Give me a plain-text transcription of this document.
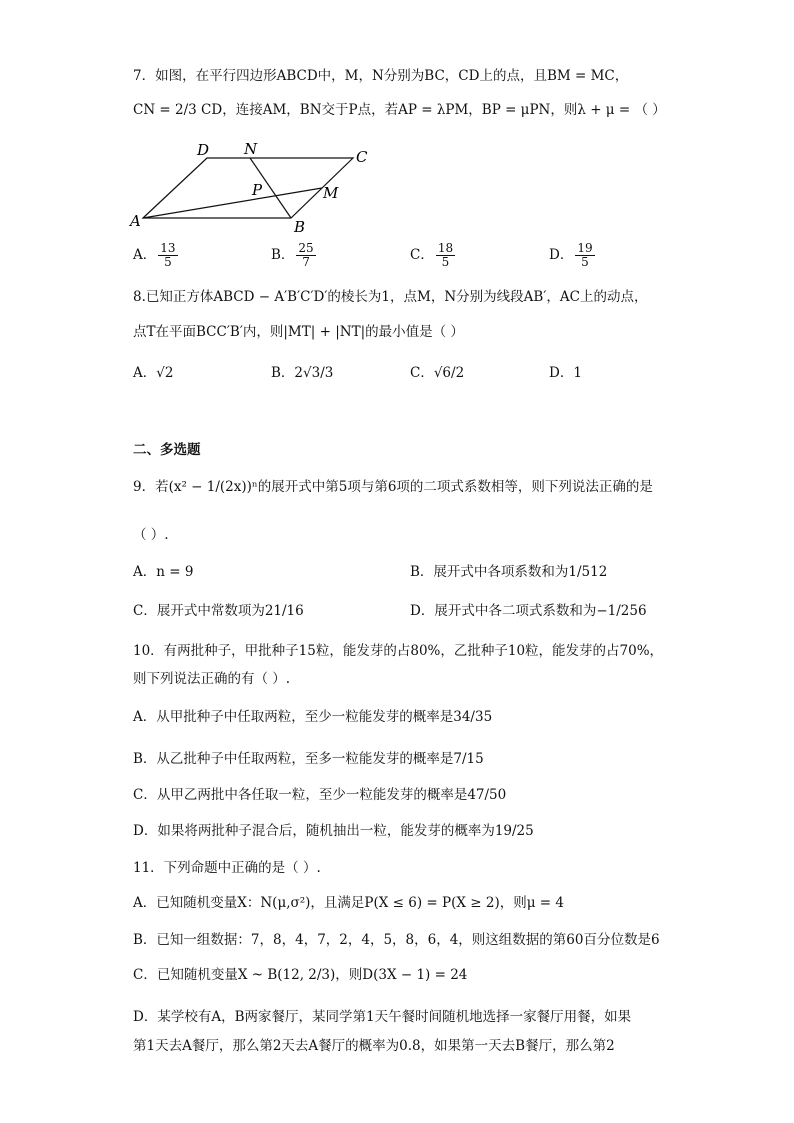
7．如图，在平行四边形ABCD中，M，N分别为BC，CD上的点，且BM = MC，
CN = 2/3 CD，连接AM，BN交于P点，若AP = λPM，BP = μPN，则λ + μ = （ ）
A	B
C
D N
P	M
A． $\frac{13}{5}$	B． $\frac{25}{7}$	C． $\frac{18}{5}$	D． $\frac{19}{5}$
8.已知正方体ABCD − A′B′C′D′的棱长为1，点M，N分别为线段AB′，AC上的动点，
点T在平面BCC′B′内，则|MT| + |NT|的最小值是（ ）
A．√2	B．2√3/3	C．√6/2	D．1
二、多选题
9．若(x² − 1/(2x))ⁿ的展开式中第5项与第6项的二项式系数相等，则下列说法正确的是
（ ）.
A．n = 9	B．展开式中各项系数和为1/512
C．展开式中常数项为21/16	D．展开式中各二项式系数和为−1/256
10．有两批种子，甲批种子15粒，能发芽的占80%，乙批种子10粒，能发芽的占70%，
则下列说法正确的有（ ）.
A．从甲批种子中任取两粒，至少一粒能发芽的概率是34/35
B．从乙批种子中任取两粒，至多一粒能发芽的概率是7/15
C．从甲乙两批中各任取一粒，至少一粒能发芽的概率是47/50
D．如果将两批种子混合后，随机抽出一粒，能发芽的概率为19/25
11．下列命题中正确的是（ ）.
A．已知随机变量X：N(μ,σ²)，且满足P(X ≤ 6) = P(X ≥ 2)，则μ = 4
B．已知一组数据：7，8，4，7，2，4，5，8，6，4，则这组数据的第60百分位数是6
C．已知随机变量X ~ B(12, 2/3)，则D(3X − 1) = 24
D．某学校有A，B两家餐厅，某同学第1天午餐时间随机地选择一家餐厅用餐，如果
第1天去A餐厅，那么第2天去A餐厅的概率为0.8，如果第一天去B餐厅，那么第2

● Stated exercise:
Gather all lines with the string "已知随机变量X" from the data.

● Written solution:
A．已知随机变量X：N(μ,σ²)，且满足P(X ≤ 6) = P(X ≥ 2)，则μ = 4
C．已知随机变量X ~ B(12, 2/3)，则D(3X − 1) = 24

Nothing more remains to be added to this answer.